Your objective>
Determine the number of lines containing the word "wishlist". Reply with it and nothing else.

Records to process>
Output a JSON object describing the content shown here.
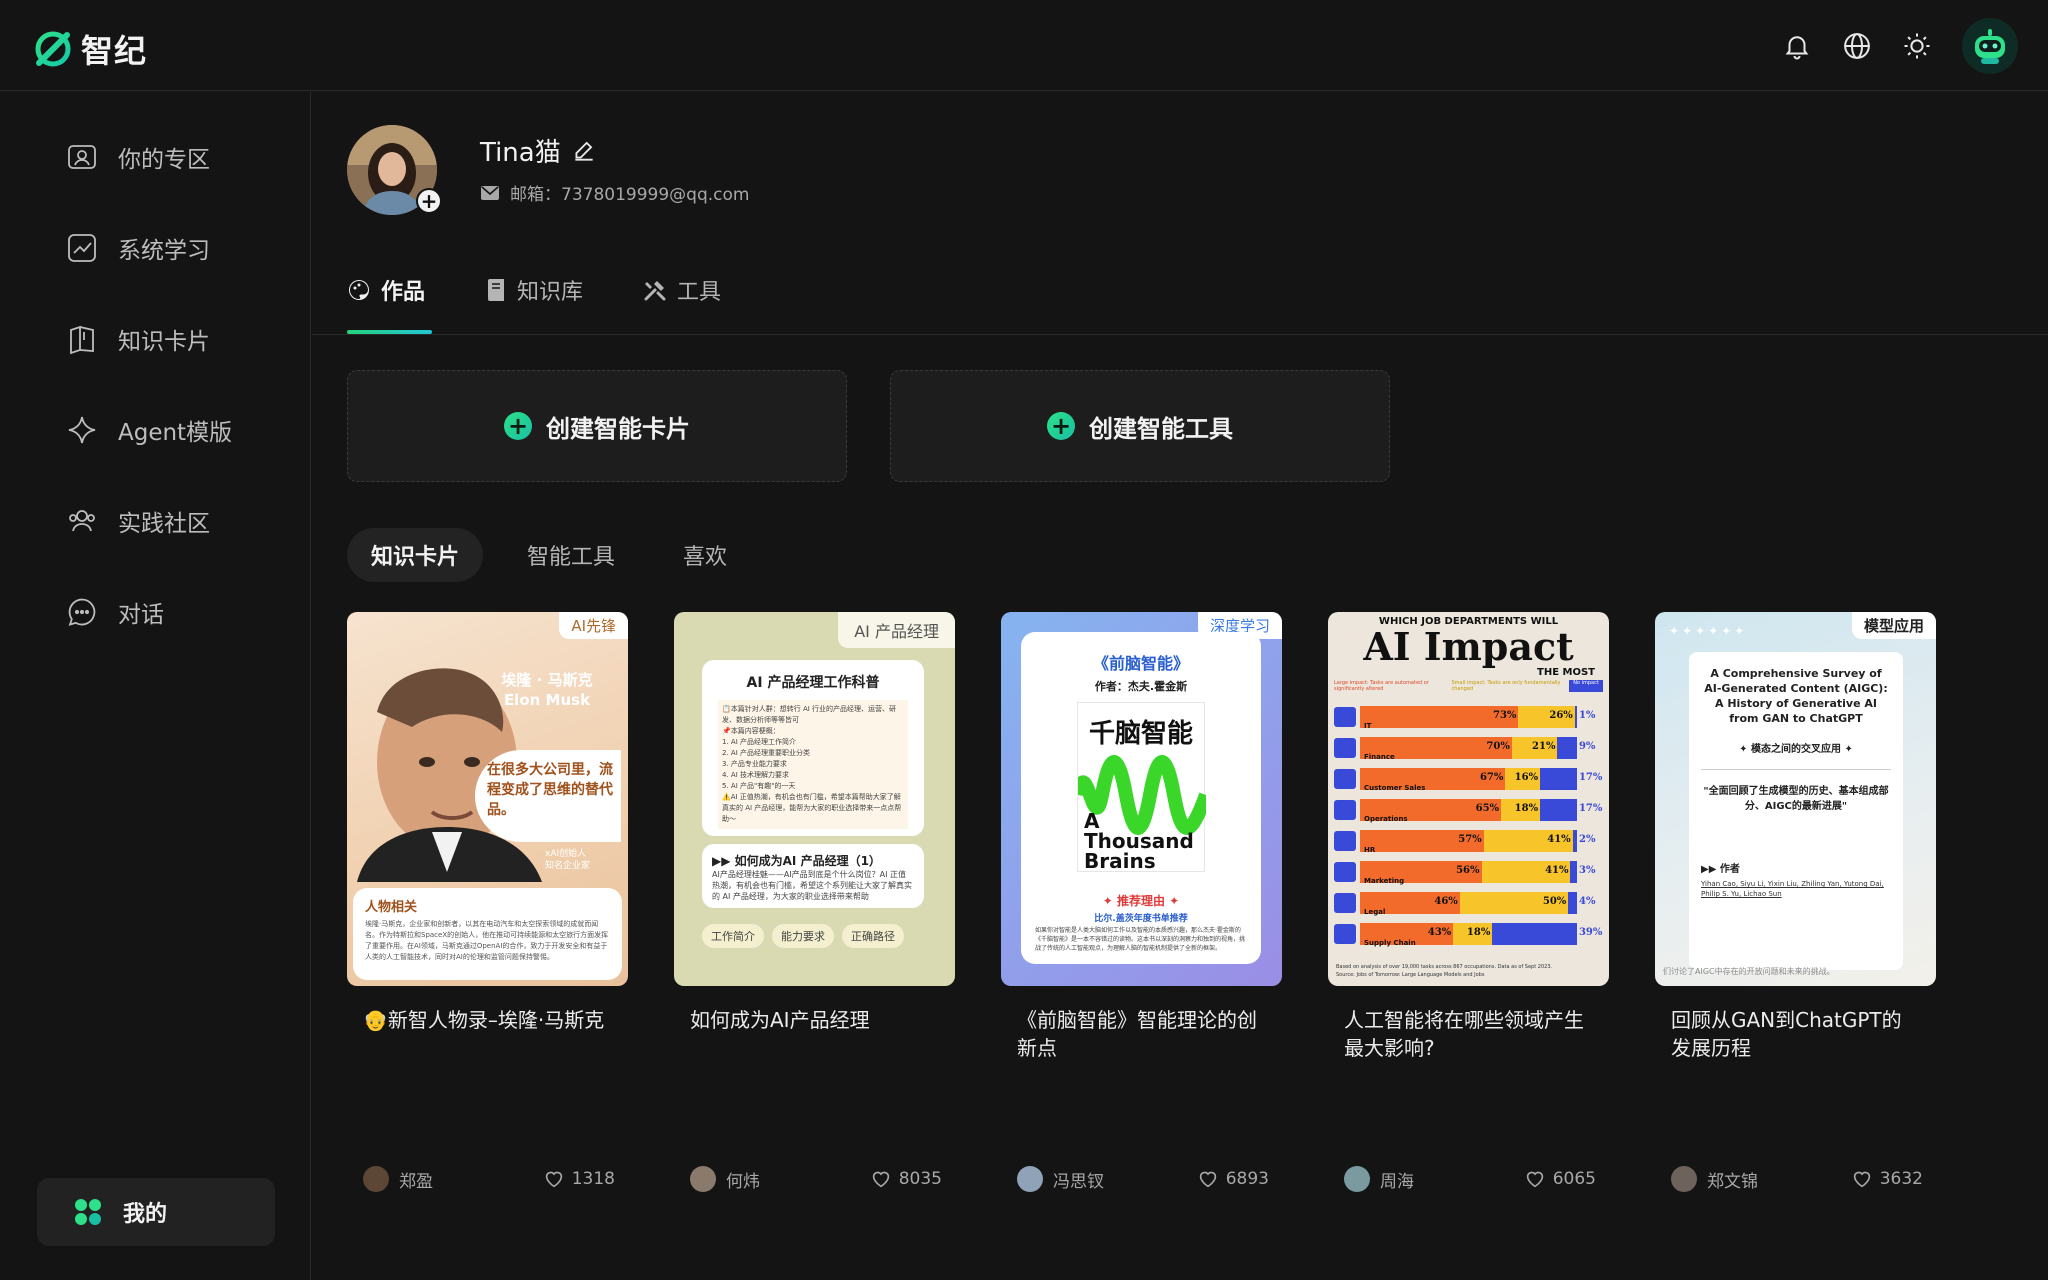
{
  "app": {
    "name": "智纪"
  },
  "sidebar": {
    "items": [
      {
        "label": "你的专区",
        "icon": "profile-card-icon"
      },
      {
        "label": "系统学习",
        "icon": "chart-line-icon"
      },
      {
        "label": "知识卡片",
        "icon": "book-open-icon"
      },
      {
        "label": "Agent模版",
        "icon": "sparkle-icon"
      },
      {
        "label": "实践社区",
        "icon": "community-icon"
      },
      {
        "label": "对话",
        "icon": "chat-bubble-icon"
      }
    ],
    "my_label": "我的"
  },
  "profile": {
    "name": "Tina猫",
    "email": "邮箱：7378019999@qq.com"
  },
  "tabs": [
    {
      "label": "作品",
      "active": true
    },
    {
      "label": "知识库",
      "active": false
    },
    {
      "label": "工具",
      "active": false
    }
  ],
  "create": {
    "card_label": "创建智能卡片",
    "tool_label": "创建智能工具"
  },
  "subtabs": [
    {
      "label": "知识卡片",
      "active": true
    },
    {
      "label": "智能工具",
      "active": false
    },
    {
      "label": "喜欢",
      "active": false
    }
  ],
  "cards": [
    {
      "badge": "AI先锋",
      "title": "👴新智人物录–埃隆·马斯克",
      "author": "郑盈",
      "likes": "1318",
      "thumb": {
        "name_cn": "埃隆 · 马斯克",
        "name_en": "Elon Musk",
        "quote": "在很多大公司里，流程变成了思维的替代品。",
        "caption": "xAI创始人\n知名企业家",
        "section": "人物相关",
        "body": "埃隆·马斯克，企业家和创新者，以其在电动汽车和太空探索领域的成就而闻名。作为特斯拉和SpaceX的创始人，他在推动可持续能源和太空旅行方面发挥了重要作用。在AI领域，马斯克通过OpenAI的合作，致力于开发安全和有益于人类的人工智能技术，同时对AI的伦理和监管问题保持警惕。"
      }
    },
    {
      "badge": "AI 产品经理",
      "title": "如何成为AI产品经理",
      "author": "何炜",
      "likes": "8035",
      "thumb": {
        "heading": "AI 产品经理工作科普",
        "intro": "📋本篇针对人群：想转行 AI 行业的产品经理、运营、研发、数据分析师等等皆可",
        "list_title": "📌本篇内容梗概：",
        "list": [
          "1. AI 产品经理工作简介",
          "2. AI 产品经理重要职业分类",
          "3. 产品专业能力要求",
          "4. AI 技术理解力要求",
          "5. AI 产品\"有趣\"的一天"
        ],
        "note": "⚠️AI 正值热潮，有机会也有门槛，希望本篇帮助大家了解真实的 AI 产品经理，能帮为大家的职业选择带来一点点帮助～",
        "sub_heading": "▶▶ 如何成为AI 产品经理（1）",
        "sub_body": "AI产品经理桂魅——AI产品到底是个什么岗位？AI 正值热潮，有机会也有门槛，希望这个系列能让大家了解真实的 AI 产品经理，为大家的职业选择带来帮助",
        "chips": [
          "工作简介",
          "能力要求",
          "正确路径"
        ]
      }
    },
    {
      "badge": "深度学习",
      "title": "《前脑智能》智能理论的创新点",
      "author": "冯思钗",
      "likes": "6893",
      "thumb": {
        "book_title": "《前脑智能》",
        "book_author": "作者：杰夫.霍金斯",
        "cover_title": "千脑智能",
        "cover_en": "A Thousand Brains",
        "reason_title": "✦ 推荐理由 ✦",
        "reason_sub": "比尔.盖茨年度书单推荐",
        "reason_body": "如果你对智能是人类大脑如何工作以及智能的本质感兴趣，那么杰夫·霍金斯的《千脑智能》是一本不容错过的读物。这本书以深刻的洞察力和独到的视角，挑战了传统的人工智能观点，为理解人脑的智能机制提供了全新的框架。"
      }
    },
    {
      "badge": "",
      "title": "人工智能将在哪些领域产生最大影响?",
      "author": "周海",
      "likes": "6065",
      "thumb": {
        "kicker": "WHICH JOB DEPARTMENTS WILL",
        "headline": "AI Impact",
        "subhead": "THE MOST",
        "legend": [
          "Large impact: Tasks are automated or significantly altered",
          "Small impact: Tasks are only fundamentally changed",
          "No impact"
        ],
        "rows": [
          {
            "label": "IT",
            "large": "73%",
            "small": "26%",
            "none": "1%"
          },
          {
            "label": "Finance",
            "large": "70%",
            "small": "21%",
            "none": "9%"
          },
          {
            "label": "Customer Sales",
            "large": "67%",
            "small": "16%",
            "none": "17%"
          },
          {
            "label": "Operations",
            "large": "65%",
            "small": "18%",
            "none": "17%"
          },
          {
            "label": "HR",
            "large": "57%",
            "small": "41%",
            "none": "2%"
          },
          {
            "label": "Marketing",
            "large": "56%",
            "small": "41%",
            "none": "3%"
          },
          {
            "label": "Legal",
            "large": "46%",
            "small": "50%",
            "none": "4%"
          },
          {
            "label": "Supply Chain",
            "large": "43%",
            "small": "18%",
            "none": "39%"
          }
        ],
        "footnote": "Based on analysis of over 19,000 tasks across 867 occupations. Data as of Sept 2023.",
        "source": "Source: Jobs of Tomorrow: Large Language Models and Jobs"
      }
    },
    {
      "badge": "模型应用",
      "title": "回顾从GAN到ChatGPT的发展历程",
      "author": "郑文锦",
      "likes": "3632",
      "thumb": {
        "paper_title": "A Comprehensive Survey of AI-Generated Content (AIGC): A History of Generative AI from GAN to ChatGPT",
        "tag": "✦ 模态之间的交叉应用 ✦",
        "quote": "\"全面回顾了生成模型的历史、基本组成部分、AIGC的最新进展\"",
        "authors_title": "▶▶ 作者",
        "authors": "Yihan Cao, Siyu Li, Yixin Liu, Zhiling Yan, Yutong Dai, Philip S. Yu, Lichao Sun",
        "footer_text": "们讨论了AIGC中存在的开放问题和未来的挑战。"
      }
    }
  ]
}
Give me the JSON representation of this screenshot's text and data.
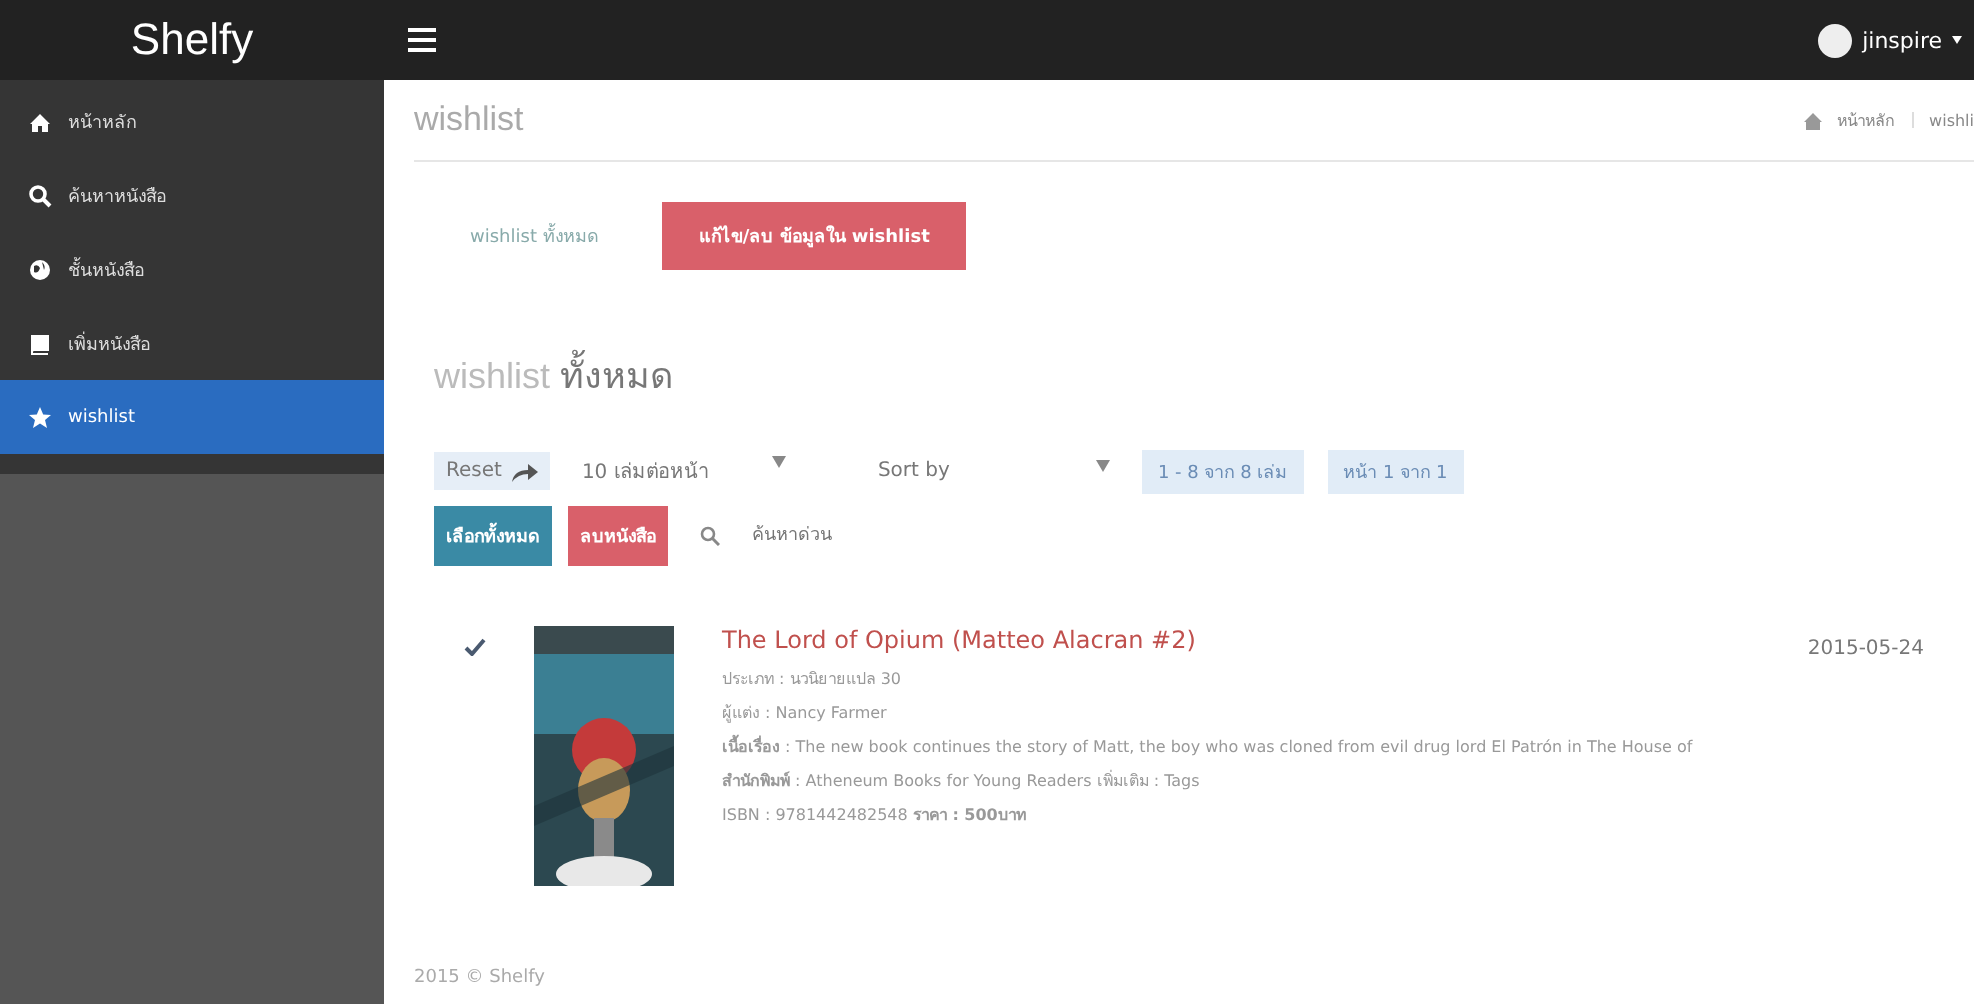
{
  "topbar": {
    "brand": "Shelfy",
    "user": "jinspire"
  },
  "sidebar": {
    "items": [
      {
        "label": "หน้าหลัก",
        "selected": false
      },
      {
        "label": "ค้นหาหนังสือ",
        "selected": false
      },
      {
        "label": "ชั้นหนังสือ",
        "selected": false
      },
      {
        "label": "เพิ่มหนังสือ",
        "selected": false
      },
      {
        "label": "wishlist",
        "selected": true
      }
    ]
  },
  "page": {
    "title": "wishlist",
    "breadcrumb": [
      "หน้าหลัก",
      "wishli"
    ]
  },
  "tabs": [
    {
      "label": "wishlist ทั้งหมด",
      "selected": false
    },
    {
      "label": "แก้ไข/ลบ ข้อมูลใน wishlist",
      "selected": true
    }
  ],
  "section_title": "wishlist **ทั้งหมด**",
  "toolbar": {
    "reset": "Reset",
    "per_page": "10 เล่มต่อหน้า",
    "sort": "Sort by",
    "range": "1 - 8 จาก 8 เล่ม",
    "page": "หน้า 1 จาก 1"
  },
  "actions": {
    "select_all": "เลือกทั้งหมด",
    "delete": "ลบหนังสือ",
    "search_placeholder": "ค้นหาด่วน"
  },
  "books": [
    {
      "checked": true,
      "title": "The Lord of Opium (Matteo Alacran #2)",
      "date": "2015-05-24",
      "lines": [
        "ประเภท : นวนิยายแปล 30",
        "ผู้แต่ง : Nancy Farmer",
        "**เนื้อเรื่อง** : The new book continues the story of Matt, the boy who was cloned from evil drug lord El Patrón in The House of",
        "**สำนักพิมพ์** : Atheneum Books for Young Readers  เพิ่มเติม : Tags",
        "ISBN : 9781442482548   **ราคา : 500บาท**"
      ]
    }
  ],
  "footer": "2015 © Shelfy"
}
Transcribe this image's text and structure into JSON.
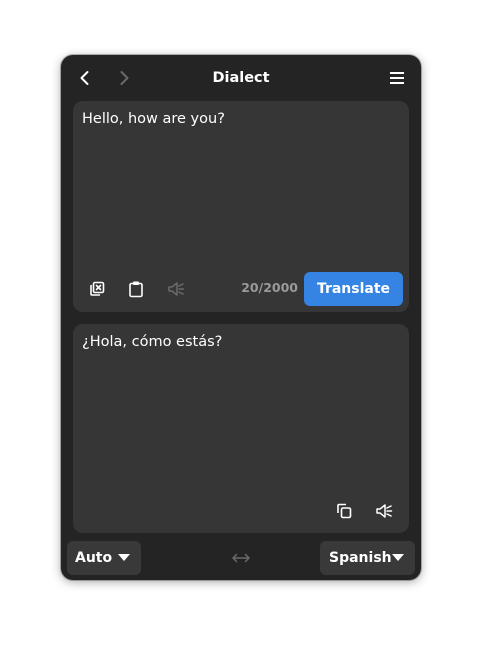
{
  "app": {
    "title": "Dialect"
  },
  "source": {
    "text": "Hello, how are you?",
    "char_count": "20/2000",
    "translate_label": "Translate"
  },
  "target": {
    "text": "¿Hola, cómo estás?"
  },
  "languages": {
    "source_label": "Auto",
    "target_label": "Spanish"
  },
  "icons": {
    "back": "go-previous-icon",
    "forward": "go-next-icon",
    "menu": "hamburger-menu-icon",
    "clear": "edit-clear-icon",
    "paste": "clipboard-paste-icon",
    "speak": "speaker-icon",
    "copy": "copy-icon",
    "switch": "switch-languages-icon"
  },
  "colors": {
    "window_bg": "#242424",
    "pane_bg": "#363636",
    "accent": "#3584e4",
    "dim": "#9a9a9a"
  }
}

Full response>
5